** START OF Entries **
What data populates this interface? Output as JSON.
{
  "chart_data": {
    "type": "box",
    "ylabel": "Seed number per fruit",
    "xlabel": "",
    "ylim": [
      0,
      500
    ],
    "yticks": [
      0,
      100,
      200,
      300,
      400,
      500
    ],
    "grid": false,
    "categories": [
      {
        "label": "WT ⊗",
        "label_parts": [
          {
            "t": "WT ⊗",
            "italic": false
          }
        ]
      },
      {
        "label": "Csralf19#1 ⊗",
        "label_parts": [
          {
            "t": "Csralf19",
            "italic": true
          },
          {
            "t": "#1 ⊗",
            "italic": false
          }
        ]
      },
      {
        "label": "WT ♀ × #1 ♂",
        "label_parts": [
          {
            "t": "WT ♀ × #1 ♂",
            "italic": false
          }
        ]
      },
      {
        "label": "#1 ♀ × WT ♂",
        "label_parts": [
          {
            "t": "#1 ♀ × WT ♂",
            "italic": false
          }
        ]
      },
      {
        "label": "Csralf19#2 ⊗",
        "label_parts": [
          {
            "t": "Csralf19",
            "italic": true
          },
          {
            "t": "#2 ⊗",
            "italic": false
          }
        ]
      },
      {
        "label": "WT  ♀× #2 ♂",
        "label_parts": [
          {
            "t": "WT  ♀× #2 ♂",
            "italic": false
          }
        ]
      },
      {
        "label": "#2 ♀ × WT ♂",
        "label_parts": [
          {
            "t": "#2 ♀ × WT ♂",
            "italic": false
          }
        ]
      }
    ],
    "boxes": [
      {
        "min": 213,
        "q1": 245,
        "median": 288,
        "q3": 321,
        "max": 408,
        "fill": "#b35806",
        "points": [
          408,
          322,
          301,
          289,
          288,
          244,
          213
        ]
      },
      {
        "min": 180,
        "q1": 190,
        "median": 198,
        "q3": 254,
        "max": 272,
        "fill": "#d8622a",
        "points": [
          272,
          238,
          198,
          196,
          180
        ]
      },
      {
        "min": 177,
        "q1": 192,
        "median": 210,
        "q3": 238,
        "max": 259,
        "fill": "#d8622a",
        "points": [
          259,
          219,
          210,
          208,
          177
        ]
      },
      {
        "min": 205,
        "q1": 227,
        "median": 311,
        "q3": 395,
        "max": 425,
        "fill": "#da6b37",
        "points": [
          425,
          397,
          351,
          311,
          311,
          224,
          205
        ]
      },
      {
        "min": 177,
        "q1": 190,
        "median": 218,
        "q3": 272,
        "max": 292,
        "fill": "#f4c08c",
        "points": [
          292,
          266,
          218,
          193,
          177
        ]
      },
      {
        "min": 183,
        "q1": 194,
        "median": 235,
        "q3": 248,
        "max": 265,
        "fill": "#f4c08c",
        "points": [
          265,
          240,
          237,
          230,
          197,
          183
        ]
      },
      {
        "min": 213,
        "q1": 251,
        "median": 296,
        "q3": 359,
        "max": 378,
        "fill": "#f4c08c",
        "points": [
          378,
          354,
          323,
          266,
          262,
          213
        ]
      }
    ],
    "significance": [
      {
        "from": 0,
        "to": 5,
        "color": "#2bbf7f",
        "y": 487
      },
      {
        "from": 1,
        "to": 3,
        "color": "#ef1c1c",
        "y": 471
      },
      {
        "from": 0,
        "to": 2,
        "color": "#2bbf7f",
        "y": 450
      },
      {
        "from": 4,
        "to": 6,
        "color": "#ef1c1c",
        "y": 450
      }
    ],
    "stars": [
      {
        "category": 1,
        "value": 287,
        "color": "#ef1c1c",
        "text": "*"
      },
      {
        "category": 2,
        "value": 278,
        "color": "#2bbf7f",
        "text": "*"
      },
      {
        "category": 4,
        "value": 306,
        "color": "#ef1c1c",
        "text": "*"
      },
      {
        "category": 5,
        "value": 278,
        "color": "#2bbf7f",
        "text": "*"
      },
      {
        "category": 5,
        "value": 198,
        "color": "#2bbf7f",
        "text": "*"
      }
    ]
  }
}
** END OF Entries **
** START OF Entries **
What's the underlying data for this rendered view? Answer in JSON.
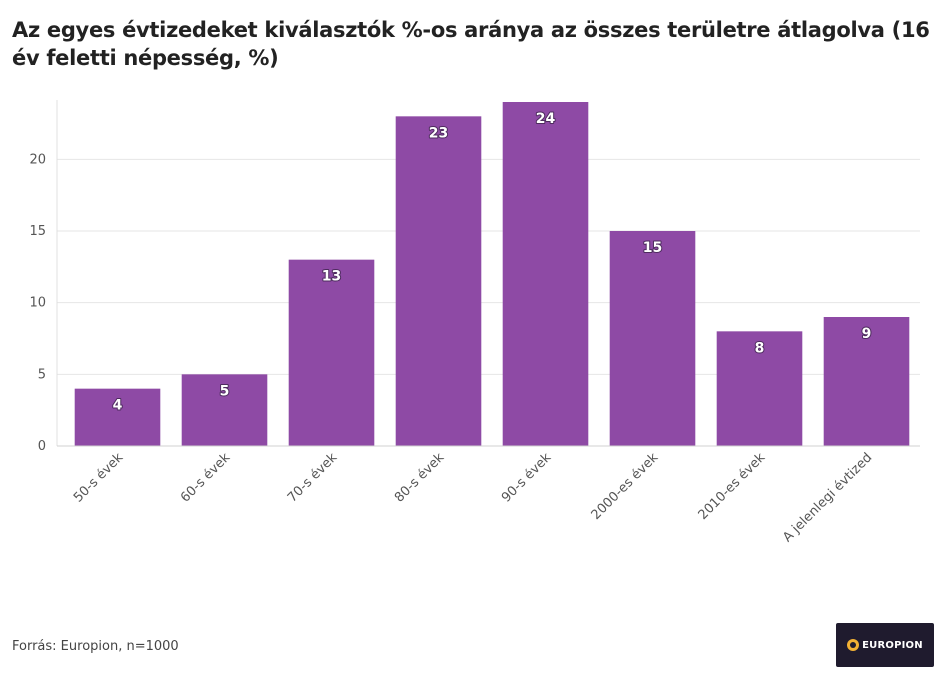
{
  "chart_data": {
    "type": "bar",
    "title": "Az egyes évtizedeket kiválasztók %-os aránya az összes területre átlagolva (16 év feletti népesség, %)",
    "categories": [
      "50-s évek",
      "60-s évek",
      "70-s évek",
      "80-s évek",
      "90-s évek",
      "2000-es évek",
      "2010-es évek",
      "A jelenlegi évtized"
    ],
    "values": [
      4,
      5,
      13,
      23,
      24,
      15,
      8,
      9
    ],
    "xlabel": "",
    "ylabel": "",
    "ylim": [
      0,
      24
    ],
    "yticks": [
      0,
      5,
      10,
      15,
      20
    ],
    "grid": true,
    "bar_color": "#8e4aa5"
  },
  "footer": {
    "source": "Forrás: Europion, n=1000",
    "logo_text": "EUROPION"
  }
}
** END OF Entries **
--- Set task ---
Work out how many lines of the listing above include "this". Answer with the number and nothing more.

--- Expected answer ---
2